• _EXERCISE DESCRIPTION_:
Return the entries below in their exact form, leaving the pictures out.

Start of STORED DATA

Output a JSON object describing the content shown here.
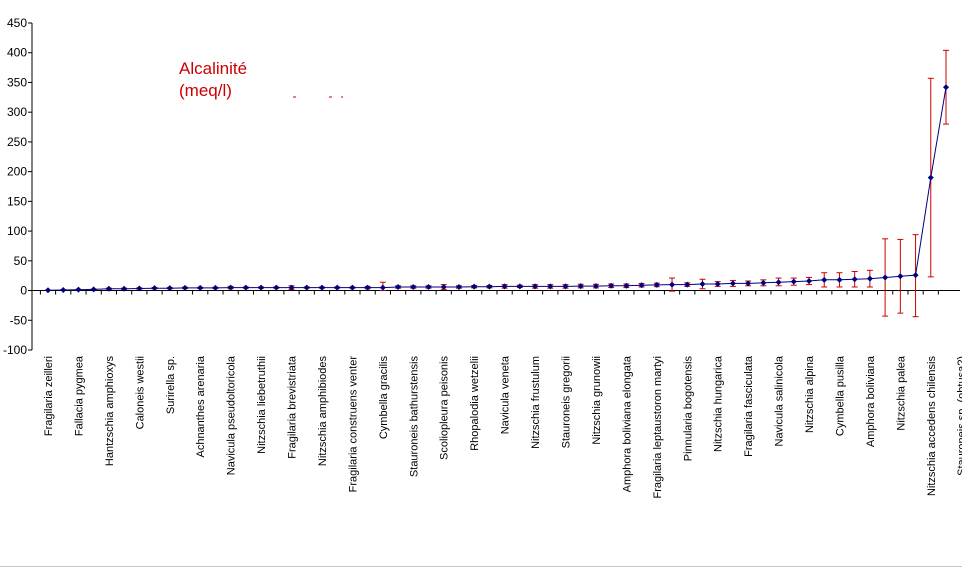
{
  "chart_data": {
    "type": "line",
    "title": "Alcalinité\n(meq/l)",
    "title_color": "#cc0000",
    "line_color": "#00007f",
    "marker_color": "#00007f",
    "errorbar_color": "#cc0000",
    "xlabel": "",
    "ylabel": "",
    "ylim": [
      -100,
      450
    ],
    "yticks": [
      -100,
      -50,
      0,
      50,
      100,
      150,
      200,
      250,
      300,
      350,
      400,
      450
    ],
    "grid": false,
    "legend": "none",
    "x_labels_shown": [
      "Fragilaria zeilleri",
      "Fallacia pygmea",
      "Hantzschia amphioxys",
      "Caloneis westii",
      "Surirella sp.",
      "Achnanthes arenaria",
      "Navicula pseudoltoricola",
      "Nitzschia liebetruthii",
      "Fragilaria brevistriata",
      "Nitzschia amphibiodes",
      "Fragilaria construens venter",
      "Cymbella gracilis",
      "Stauroneis bathurstensis",
      "Scoliopleura peisonis",
      "Rhopalodia wetzelii",
      "Navicula veneta",
      "Nitzschia frustulum",
      "Stauroneis gregorii",
      "Nitzschia grunowii",
      "Amphora boliviana elongata",
      "Fragilaria leptaustoron martyi",
      "Pinnularia bogotensis",
      "Nitzschia hungarica",
      "Fragilaria fasciculata",
      "Navicula salinicola",
      "Nitzschia alpina",
      "Cymbella pusilla",
      "Amphora boliviana",
      "Nitzschia palea",
      "Nitzschia accedens chilensis",
      "Stauroneis sp. (obtusa?)"
    ],
    "series": [
      {
        "values": [
          0.5,
          1,
          1.5,
          2,
          3,
          3,
          3.5,
          4,
          4,
          4.5,
          4.5,
          4.5,
          5,
          5,
          5,
          5,
          5,
          5,
          5,
          5,
          5,
          5,
          5,
          6,
          6,
          6,
          6,
          6,
          6.5,
          6.5,
          7,
          7,
          7,
          7,
          7,
          7.5,
          7.5,
          8,
          8,
          9,
          9.5,
          10,
          10,
          11,
          11,
          12,
          12,
          13,
          14,
          15,
          16,
          18,
          18,
          19,
          20,
          22,
          24,
          26,
          190,
          342
        ],
        "err_low": [
          0.5,
          0.5,
          0.5,
          0.5,
          1,
          1,
          1,
          1,
          1,
          1,
          1,
          1,
          2,
          1,
          1,
          1,
          3,
          1,
          1,
          1,
          1,
          2,
          5,
          2,
          2,
          2,
          4,
          2,
          2,
          2,
          3,
          2,
          3,
          3,
          3,
          3,
          3,
          3,
          3,
          3,
          3,
          11,
          3,
          8,
          4,
          5,
          4,
          5,
          6,
          6,
          6,
          12,
          12,
          13,
          14,
          65,
          62,
          70,
          167,
          62
        ],
        "err_high": [
          0.5,
          0.5,
          0.5,
          0.5,
          1,
          1,
          1,
          1,
          1,
          1,
          1,
          1,
          2,
          1,
          1,
          1,
          3,
          1,
          1,
          1,
          1,
          2,
          9,
          2,
          2,
          2,
          4,
          2,
          2,
          2,
          3,
          2,
          3,
          3,
          3,
          3,
          3,
          3,
          3,
          3,
          3,
          11,
          3,
          8,
          4,
          5,
          4,
          5,
          7,
          6,
          6,
          12,
          12,
          13,
          14,
          65,
          62,
          68,
          167,
          62
        ]
      }
    ]
  }
}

End of STORED DATA

• _SOLUTION FOR THIS TASK_:
Output a JSON object describing the content shown here.
{
  "chart_data": {
    "type": "line",
    "title": "Alcalinité\n(meq/l)",
    "title_color": "#cc0000",
    "line_color": "#00007f",
    "marker_color": "#00007f",
    "errorbar_color": "#cc0000",
    "xlabel": "",
    "ylabel": "",
    "ylim": [
      -100,
      450
    ],
    "yticks": [
      -100,
      -50,
      0,
      50,
      100,
      150,
      200,
      250,
      300,
      350,
      400,
      450
    ],
    "grid": false,
    "legend": "none",
    "x_labels_shown": [
      "Fragilaria zeilleri",
      "Fallacia pygmea",
      "Hantzschia amphioxys",
      "Caloneis westii",
      "Surirella sp.",
      "Achnanthes arenaria",
      "Navicula pseudoltoricola",
      "Nitzschia liebetruthii",
      "Fragilaria brevistriata",
      "Nitzschia amphibiodes",
      "Fragilaria construens venter",
      "Cymbella gracilis",
      "Stauroneis bathurstensis",
      "Scoliopleura peisonis",
      "Rhopalodia wetzelii",
      "Navicula veneta",
      "Nitzschia frustulum",
      "Stauroneis gregorii",
      "Nitzschia grunowii",
      "Amphora boliviana elongata",
      "Fragilaria leptaustoron martyi",
      "Pinnularia bogotensis",
      "Nitzschia hungarica",
      "Fragilaria fasciculata",
      "Navicula salinicola",
      "Nitzschia alpina",
      "Cymbella pusilla",
      "Amphora boliviana",
      "Nitzschia palea",
      "Nitzschia accedens chilensis",
      "Stauroneis sp. (obtusa?)"
    ],
    "series": [
      {
        "values": [
          0.5,
          1,
          1.5,
          2,
          3,
          3,
          3.5,
          4,
          4,
          4.5,
          4.5,
          4.5,
          5,
          5,
          5,
          5,
          5,
          5,
          5,
          5,
          5,
          5,
          5,
          6,
          6,
          6,
          6,
          6,
          6.5,
          6.5,
          7,
          7,
          7,
          7,
          7,
          7.5,
          7.5,
          8,
          8,
          9,
          9.5,
          10,
          10,
          11,
          11,
          12,
          12,
          13,
          14,
          15,
          16,
          18,
          18,
          19,
          20,
          22,
          24,
          26,
          190,
          342
        ],
        "err_low": [
          0.5,
          0.5,
          0.5,
          0.5,
          1,
          1,
          1,
          1,
          1,
          1,
          1,
          1,
          2,
          1,
          1,
          1,
          3,
          1,
          1,
          1,
          1,
          2,
          5,
          2,
          2,
          2,
          4,
          2,
          2,
          2,
          3,
          2,
          3,
          3,
          3,
          3,
          3,
          3,
          3,
          3,
          3,
          11,
          3,
          8,
          4,
          5,
          4,
          5,
          6,
          6,
          6,
          12,
          12,
          13,
          14,
          65,
          62,
          70,
          167,
          62
        ],
        "err_high": [
          0.5,
          0.5,
          0.5,
          0.5,
          1,
          1,
          1,
          1,
          1,
          1,
          1,
          1,
          2,
          1,
          1,
          1,
          3,
          1,
          1,
          1,
          1,
          2,
          9,
          2,
          2,
          2,
          4,
          2,
          2,
          2,
          3,
          2,
          3,
          3,
          3,
          3,
          3,
          3,
          3,
          3,
          3,
          11,
          3,
          8,
          4,
          5,
          4,
          5,
          7,
          6,
          6,
          12,
          12,
          13,
          14,
          65,
          62,
          68,
          167,
          62
        ]
      }
    ]
  }
}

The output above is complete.